* Problem statement *
Return, word for word, every line that follows.

-- Start Excerpted data --

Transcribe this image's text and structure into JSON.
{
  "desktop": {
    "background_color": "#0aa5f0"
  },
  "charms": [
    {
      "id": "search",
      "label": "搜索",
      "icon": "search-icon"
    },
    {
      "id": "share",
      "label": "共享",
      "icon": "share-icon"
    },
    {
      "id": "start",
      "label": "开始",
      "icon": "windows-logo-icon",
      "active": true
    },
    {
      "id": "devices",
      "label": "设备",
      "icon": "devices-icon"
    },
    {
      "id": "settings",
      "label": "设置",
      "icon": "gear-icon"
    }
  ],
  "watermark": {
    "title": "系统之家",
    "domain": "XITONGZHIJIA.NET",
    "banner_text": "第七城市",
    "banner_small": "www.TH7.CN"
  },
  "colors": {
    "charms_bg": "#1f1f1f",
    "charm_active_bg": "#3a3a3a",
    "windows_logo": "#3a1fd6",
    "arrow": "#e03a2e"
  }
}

-- End Excerpted data --

* Worked answer *
Transcribe this image's text and structure into JSON.
{
  "desktop": {
    "background_color": "#0aa5f0"
  },
  "charms": [
    {
      "id": "search",
      "label": "搜索",
      "icon": "search-icon"
    },
    {
      "id": "share",
      "label": "共享",
      "icon": "share-icon"
    },
    {
      "id": "start",
      "label": "开始",
      "icon": "windows-logo-icon",
      "active": true
    },
    {
      "id": "devices",
      "label": "设备",
      "icon": "devices-icon"
    },
    {
      "id": "settings",
      "label": "设置",
      "icon": "gear-icon"
    }
  ],
  "watermark": {
    "title": "系统之家",
    "domain": "XITONGZHIJIA.NET",
    "banner_text": "第七城市",
    "banner_small": "www.TH7.CN"
  },
  "colors": {
    "charms_bg": "#1f1f1f",
    "charm_active_bg": "#3a3a3a",
    "windows_logo": "#3a1fd6",
    "arrow": "#e03a2e"
  }
}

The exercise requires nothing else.